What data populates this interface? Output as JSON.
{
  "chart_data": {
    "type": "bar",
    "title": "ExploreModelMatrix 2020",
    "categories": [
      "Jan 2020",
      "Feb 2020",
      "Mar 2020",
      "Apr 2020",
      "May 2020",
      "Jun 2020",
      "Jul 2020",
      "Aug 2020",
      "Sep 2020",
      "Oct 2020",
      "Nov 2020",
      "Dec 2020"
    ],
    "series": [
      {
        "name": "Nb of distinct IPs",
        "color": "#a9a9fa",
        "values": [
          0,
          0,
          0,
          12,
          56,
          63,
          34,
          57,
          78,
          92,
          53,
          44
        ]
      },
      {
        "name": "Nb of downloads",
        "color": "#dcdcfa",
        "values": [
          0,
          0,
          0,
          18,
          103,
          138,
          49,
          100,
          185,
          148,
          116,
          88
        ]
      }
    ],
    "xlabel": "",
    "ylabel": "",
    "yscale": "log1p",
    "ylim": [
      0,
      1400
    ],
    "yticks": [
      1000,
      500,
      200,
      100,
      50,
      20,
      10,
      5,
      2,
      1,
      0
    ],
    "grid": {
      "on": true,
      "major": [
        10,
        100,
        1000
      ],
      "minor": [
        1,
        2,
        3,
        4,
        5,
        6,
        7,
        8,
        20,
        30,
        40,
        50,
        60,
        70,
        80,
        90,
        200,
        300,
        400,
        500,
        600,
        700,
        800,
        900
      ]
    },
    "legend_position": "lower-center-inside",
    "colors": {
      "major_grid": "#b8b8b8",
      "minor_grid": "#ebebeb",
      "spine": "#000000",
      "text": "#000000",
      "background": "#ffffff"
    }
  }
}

___

§ **Aim of the exercise**:
Return nothing except the number of lines that include the string "name".

§ **Output for this task**:
2